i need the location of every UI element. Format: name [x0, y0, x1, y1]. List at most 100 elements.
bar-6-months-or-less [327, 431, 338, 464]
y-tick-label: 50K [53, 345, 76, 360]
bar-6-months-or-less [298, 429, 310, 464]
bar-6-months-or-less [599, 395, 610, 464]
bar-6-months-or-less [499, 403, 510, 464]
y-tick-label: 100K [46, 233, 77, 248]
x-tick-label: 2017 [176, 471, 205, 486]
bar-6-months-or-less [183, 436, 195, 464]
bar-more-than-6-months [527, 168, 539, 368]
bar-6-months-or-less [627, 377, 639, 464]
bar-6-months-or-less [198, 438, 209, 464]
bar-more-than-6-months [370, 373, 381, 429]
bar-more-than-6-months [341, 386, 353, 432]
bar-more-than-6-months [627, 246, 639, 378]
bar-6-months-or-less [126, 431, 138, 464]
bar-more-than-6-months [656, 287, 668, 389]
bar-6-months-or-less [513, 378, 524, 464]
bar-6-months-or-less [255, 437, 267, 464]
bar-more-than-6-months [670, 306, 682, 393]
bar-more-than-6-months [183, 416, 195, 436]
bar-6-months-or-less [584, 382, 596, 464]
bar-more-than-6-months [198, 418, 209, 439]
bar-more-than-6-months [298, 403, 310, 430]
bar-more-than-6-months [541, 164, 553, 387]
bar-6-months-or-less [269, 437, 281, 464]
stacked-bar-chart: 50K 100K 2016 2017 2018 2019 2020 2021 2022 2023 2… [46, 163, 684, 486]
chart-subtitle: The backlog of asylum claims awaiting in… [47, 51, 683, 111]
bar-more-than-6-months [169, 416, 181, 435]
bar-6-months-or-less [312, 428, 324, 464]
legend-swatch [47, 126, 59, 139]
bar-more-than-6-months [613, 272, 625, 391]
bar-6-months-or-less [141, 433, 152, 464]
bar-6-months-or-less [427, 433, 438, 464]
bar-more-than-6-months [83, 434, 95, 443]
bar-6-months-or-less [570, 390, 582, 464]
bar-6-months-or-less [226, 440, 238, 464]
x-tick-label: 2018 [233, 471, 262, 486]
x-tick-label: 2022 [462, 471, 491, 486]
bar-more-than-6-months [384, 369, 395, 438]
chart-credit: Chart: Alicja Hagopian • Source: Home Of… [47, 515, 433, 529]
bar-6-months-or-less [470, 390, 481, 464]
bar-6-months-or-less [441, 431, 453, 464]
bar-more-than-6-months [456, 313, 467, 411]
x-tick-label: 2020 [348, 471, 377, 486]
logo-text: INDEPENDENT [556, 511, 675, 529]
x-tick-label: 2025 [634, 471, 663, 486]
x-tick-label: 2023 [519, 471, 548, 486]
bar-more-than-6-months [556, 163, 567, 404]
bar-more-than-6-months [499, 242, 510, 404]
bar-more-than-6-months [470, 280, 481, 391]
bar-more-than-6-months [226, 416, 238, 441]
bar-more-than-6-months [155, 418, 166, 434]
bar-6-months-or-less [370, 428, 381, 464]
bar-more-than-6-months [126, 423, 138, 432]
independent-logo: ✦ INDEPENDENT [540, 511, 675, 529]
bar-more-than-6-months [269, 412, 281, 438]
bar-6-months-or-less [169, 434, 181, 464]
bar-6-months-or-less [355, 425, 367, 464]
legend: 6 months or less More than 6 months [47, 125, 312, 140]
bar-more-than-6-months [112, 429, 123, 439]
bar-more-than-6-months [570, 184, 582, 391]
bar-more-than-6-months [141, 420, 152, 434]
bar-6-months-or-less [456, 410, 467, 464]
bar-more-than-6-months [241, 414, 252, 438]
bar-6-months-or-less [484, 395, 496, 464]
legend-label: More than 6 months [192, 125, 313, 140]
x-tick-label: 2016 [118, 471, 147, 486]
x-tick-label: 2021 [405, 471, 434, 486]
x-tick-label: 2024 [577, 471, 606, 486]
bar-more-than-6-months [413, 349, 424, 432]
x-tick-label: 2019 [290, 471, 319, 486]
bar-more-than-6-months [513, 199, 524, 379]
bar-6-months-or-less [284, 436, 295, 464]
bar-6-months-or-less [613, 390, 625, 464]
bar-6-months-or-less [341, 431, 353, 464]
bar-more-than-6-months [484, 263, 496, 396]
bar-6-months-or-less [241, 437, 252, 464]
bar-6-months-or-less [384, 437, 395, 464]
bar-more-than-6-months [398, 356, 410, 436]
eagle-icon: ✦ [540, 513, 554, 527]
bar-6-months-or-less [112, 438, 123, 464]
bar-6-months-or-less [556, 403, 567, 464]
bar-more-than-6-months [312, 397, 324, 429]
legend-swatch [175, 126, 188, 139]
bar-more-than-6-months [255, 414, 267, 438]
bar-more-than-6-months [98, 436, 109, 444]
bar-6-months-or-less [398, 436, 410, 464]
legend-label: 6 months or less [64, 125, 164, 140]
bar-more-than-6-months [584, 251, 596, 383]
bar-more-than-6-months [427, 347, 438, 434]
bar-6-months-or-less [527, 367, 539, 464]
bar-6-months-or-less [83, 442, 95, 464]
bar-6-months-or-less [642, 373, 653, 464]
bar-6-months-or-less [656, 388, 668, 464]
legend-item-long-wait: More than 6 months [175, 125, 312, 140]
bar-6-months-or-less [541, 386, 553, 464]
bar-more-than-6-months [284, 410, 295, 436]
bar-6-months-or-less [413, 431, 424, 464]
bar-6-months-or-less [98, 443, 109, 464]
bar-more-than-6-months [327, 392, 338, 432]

--- Do this ---
Please quote everything in the records above from the very first line down to the line that contains "bar-6-months-or-less [183, 436, 195, 464]", including both of those lines.

--- Solution to the exercise ---
i need the location of every UI element. Format: name [x0, y0, x1, y1]. List at most 100 elements.
bar-6-months-or-less [327, 431, 338, 464]
y-tick-label: 50K [53, 345, 76, 360]
bar-6-months-or-less [298, 429, 310, 464]
bar-6-months-or-less [599, 395, 610, 464]
bar-6-months-or-less [499, 403, 510, 464]
y-tick-label: 100K [46, 233, 77, 248]
x-tick-label: 2017 [176, 471, 205, 486]
bar-6-months-or-less [183, 436, 195, 464]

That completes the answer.